> _Direction A_: Return each line of the records that contains the string "Оренбургская", matching case exactly.

> _Text provided_:
════════════════════
__author__ = 'luchen'
import operator
import matplotlib.pyplot as pyplot
import numpy as np
from matplotlib.backends.backend_pdf import PdfPages
data_path = '/home/luchen/PycharmProjects/word2vec/data/w2t_distance_to_median'
wiki_dict_path = '/home/luchen/PycharmProjects/word2vec/data/wiki_dict_sortbytf'
tweet_dict_path = '/home/luchen/PycharmProjects/word2vec/data/tweet_dict_sortbydf'


def read_in_corpus_dict(path, top_num=None):
    dictionary = dict()
    for i, line in enumerate(open(path)):
        line = line.strip().split('\t')
        dictionary[line[1]] = line[0]
        if top_num and i+2 > top_num:
            break
    return dictionary


def read_in_score(path, base_dict, type, top_num, term_index=0, score_index=1, split_tag='\t'):
    dictionary = dict()
    count = 0
    for i, line in enumerate(open(path)):
        line_split = line.strip().split(split_tag)
        term = line_split[term_index]
        score = float(line_split[score_index])
        try:
            found = base_dict[term]
            dictionary[term] = score
            count += 1
        except KeyError:
            continue
    sorted_dict = sorted(dictionary.items(), key=operator.itemgetter(1))
════════════════════
> _Direction B_: Set down the entire Python script above, unchanged, character for character.

> _Listed records_:
════════════════════
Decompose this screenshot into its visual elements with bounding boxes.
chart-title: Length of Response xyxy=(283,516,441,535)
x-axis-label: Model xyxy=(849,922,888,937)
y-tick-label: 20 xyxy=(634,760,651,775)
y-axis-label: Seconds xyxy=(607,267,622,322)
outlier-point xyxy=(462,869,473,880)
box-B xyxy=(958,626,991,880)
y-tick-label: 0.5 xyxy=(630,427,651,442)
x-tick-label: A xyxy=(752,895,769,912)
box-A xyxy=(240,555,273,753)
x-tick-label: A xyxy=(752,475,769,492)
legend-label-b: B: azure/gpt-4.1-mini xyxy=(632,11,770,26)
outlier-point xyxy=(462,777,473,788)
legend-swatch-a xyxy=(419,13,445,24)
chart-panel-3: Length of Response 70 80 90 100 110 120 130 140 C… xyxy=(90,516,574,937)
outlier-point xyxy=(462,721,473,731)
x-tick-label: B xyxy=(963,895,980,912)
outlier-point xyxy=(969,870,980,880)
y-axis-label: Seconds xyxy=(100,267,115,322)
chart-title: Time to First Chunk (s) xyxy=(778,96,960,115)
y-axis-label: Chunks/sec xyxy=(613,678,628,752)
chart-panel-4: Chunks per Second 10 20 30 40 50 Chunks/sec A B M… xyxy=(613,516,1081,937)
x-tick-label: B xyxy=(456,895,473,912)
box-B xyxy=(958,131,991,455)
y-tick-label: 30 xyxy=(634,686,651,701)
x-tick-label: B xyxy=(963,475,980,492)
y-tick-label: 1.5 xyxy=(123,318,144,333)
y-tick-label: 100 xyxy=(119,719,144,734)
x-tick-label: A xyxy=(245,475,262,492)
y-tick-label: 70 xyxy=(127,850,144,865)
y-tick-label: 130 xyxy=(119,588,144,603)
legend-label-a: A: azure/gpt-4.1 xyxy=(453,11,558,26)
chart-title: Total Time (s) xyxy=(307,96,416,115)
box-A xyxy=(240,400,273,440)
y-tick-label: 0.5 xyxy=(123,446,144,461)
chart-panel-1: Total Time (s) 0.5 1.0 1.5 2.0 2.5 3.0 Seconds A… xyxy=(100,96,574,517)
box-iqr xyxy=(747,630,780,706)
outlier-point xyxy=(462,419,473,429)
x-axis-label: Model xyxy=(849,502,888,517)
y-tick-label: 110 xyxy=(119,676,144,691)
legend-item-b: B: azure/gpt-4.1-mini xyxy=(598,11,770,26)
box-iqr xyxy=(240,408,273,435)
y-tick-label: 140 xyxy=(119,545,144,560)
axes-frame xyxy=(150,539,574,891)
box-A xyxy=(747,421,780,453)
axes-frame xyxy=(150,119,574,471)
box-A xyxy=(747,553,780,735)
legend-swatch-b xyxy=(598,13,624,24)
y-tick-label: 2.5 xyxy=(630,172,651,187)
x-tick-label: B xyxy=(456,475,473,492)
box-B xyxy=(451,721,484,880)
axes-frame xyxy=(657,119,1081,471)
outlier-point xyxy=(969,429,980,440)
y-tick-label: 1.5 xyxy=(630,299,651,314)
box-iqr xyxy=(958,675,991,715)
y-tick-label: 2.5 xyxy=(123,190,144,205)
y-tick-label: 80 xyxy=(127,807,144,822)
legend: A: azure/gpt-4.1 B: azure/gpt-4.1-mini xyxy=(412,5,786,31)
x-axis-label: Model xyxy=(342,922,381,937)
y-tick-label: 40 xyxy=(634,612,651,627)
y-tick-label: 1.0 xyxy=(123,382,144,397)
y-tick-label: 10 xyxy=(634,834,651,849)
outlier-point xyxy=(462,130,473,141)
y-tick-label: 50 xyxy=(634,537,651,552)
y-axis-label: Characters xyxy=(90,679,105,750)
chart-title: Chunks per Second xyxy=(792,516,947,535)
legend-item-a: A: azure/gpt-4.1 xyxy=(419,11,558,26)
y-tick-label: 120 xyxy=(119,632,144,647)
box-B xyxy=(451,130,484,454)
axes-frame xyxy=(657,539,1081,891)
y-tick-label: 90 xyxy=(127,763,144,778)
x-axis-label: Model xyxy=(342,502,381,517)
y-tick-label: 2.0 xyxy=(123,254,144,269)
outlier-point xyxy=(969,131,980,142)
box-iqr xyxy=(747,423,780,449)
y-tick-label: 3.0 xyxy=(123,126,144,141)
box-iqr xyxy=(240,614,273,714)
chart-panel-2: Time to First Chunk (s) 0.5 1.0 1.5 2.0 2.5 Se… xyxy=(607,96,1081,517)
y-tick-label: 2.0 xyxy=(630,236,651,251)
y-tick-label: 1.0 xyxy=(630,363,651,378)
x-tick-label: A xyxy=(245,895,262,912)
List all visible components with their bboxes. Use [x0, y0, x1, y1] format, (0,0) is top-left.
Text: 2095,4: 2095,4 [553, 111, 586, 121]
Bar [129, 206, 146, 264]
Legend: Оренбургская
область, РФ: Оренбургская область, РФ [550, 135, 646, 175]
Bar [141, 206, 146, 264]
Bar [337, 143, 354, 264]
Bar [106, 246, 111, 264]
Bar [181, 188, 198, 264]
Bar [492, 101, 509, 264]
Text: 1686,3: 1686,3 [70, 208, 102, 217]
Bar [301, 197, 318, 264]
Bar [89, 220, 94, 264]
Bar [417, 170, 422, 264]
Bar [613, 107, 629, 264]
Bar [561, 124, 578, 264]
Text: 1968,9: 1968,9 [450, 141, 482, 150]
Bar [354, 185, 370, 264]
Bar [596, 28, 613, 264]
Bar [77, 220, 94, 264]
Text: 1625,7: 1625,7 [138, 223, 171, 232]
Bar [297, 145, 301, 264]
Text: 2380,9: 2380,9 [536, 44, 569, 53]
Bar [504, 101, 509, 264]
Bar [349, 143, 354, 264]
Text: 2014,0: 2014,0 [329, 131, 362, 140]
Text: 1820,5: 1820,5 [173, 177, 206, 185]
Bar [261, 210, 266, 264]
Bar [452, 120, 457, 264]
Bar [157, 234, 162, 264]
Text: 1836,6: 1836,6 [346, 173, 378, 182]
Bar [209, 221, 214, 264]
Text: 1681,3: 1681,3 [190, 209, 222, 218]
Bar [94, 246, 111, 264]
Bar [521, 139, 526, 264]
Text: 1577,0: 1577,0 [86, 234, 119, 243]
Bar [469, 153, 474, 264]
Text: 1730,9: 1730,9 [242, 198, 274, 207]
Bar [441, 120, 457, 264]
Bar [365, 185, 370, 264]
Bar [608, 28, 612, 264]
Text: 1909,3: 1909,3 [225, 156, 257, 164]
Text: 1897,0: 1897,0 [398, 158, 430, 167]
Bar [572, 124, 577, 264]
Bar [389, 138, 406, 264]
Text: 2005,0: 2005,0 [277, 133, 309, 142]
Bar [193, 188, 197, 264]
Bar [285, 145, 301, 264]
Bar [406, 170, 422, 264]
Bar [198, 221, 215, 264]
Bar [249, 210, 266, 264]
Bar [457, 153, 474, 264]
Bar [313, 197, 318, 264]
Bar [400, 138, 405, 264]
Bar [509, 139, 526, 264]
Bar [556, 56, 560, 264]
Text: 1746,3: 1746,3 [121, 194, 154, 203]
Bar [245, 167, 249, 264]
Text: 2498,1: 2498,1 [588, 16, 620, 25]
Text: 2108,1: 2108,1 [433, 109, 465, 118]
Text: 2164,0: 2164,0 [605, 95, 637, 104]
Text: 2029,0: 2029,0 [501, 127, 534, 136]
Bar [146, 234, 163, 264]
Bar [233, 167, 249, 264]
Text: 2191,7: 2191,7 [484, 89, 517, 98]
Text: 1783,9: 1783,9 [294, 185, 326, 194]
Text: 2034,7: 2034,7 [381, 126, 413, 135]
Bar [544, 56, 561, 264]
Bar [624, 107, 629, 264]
════════════════════
> _Worked solution A_:
Legend: Оренбургская
область, РФ: Оренбургская область, РФ [550, 135, 646, 175]

> _Worked solution B_:
__author__ = 'luchen'
import operator
import matplotlib.pyplot as pyplot
import numpy as np
from matplotlib.backends.backend_pdf import PdfPages
data_path = '/home/luchen/PycharmProjects/word2vec/data/w2t_distance_to_median'
wiki_dict_path = '/home/luchen/PycharmProjects/word2vec/data/wiki_dict_sortbytf'
tweet_dict_path = '/home/luchen/PycharmProjects/word2vec/data/tweet_dict_sortbydf'


def read_in_corpus_dict(path, top_num=None):
    dictionary = dict()
    for i, line in enumerate(open(path)):
        line = line.strip().split('\t')
        dictionary[line[1]] = line[0]
        if top_num and i+2 > top_num:
            break
    return dictionary


def read_in_score(path, base_dict, type, top_num, term_index=0, score_index=1, split_tag='\t'):
    dictionary = dict()
    count = 0
    for i, line in enumerate(open(path)):
        line_split = line.strip().split(split_tag)
        term = line_split[term_index]
        score = float(line_split[score_index])
        try:
            found = base_dict[term]
            dictionary[term] = score
            count += 1
        except KeyError:
            continue
    sorted_dict = sorted(dictionary.items(), key=operator.itemgetter(1))